▸ **WHAT YOU ARE ASKED TO DO**: Scan the lines below; pull out those with "this".
------
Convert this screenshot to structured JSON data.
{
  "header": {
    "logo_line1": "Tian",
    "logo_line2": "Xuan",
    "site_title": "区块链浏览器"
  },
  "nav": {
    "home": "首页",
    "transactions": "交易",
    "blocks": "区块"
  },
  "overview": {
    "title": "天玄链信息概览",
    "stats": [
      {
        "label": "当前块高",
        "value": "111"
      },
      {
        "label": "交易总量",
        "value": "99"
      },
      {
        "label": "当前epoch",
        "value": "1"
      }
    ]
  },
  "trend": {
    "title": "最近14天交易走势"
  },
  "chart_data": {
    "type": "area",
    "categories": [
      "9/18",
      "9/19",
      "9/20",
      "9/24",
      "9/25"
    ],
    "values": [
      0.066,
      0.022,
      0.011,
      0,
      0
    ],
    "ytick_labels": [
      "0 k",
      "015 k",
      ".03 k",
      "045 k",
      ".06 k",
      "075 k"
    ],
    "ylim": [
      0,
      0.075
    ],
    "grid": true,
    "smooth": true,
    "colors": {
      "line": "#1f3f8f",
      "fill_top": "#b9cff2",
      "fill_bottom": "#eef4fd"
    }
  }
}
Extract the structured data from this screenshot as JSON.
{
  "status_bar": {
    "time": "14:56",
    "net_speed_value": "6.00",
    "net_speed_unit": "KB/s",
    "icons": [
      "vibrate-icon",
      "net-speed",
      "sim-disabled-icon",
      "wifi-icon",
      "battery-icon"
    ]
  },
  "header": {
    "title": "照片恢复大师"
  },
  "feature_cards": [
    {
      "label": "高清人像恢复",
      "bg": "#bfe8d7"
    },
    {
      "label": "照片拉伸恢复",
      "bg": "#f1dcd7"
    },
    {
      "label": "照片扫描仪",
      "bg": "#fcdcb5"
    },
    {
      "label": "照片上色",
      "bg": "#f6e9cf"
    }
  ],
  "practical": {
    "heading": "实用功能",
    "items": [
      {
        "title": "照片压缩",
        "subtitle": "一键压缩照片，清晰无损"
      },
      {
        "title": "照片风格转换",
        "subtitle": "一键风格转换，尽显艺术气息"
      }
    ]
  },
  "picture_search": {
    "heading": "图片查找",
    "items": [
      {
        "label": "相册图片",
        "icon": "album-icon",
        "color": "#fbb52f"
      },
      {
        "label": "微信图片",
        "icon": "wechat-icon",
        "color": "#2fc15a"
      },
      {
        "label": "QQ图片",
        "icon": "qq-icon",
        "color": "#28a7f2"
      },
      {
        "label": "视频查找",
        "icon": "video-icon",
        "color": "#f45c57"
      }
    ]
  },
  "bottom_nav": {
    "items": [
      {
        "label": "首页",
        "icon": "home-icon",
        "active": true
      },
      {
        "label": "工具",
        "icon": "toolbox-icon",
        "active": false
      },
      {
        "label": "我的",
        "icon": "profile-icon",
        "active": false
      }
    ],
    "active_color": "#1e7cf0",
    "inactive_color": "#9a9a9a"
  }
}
------
▸ **WRITTEN ANSWER**:
Convert this screenshot to structured JSON data.
Extract the structured data from this screenshot as JSON.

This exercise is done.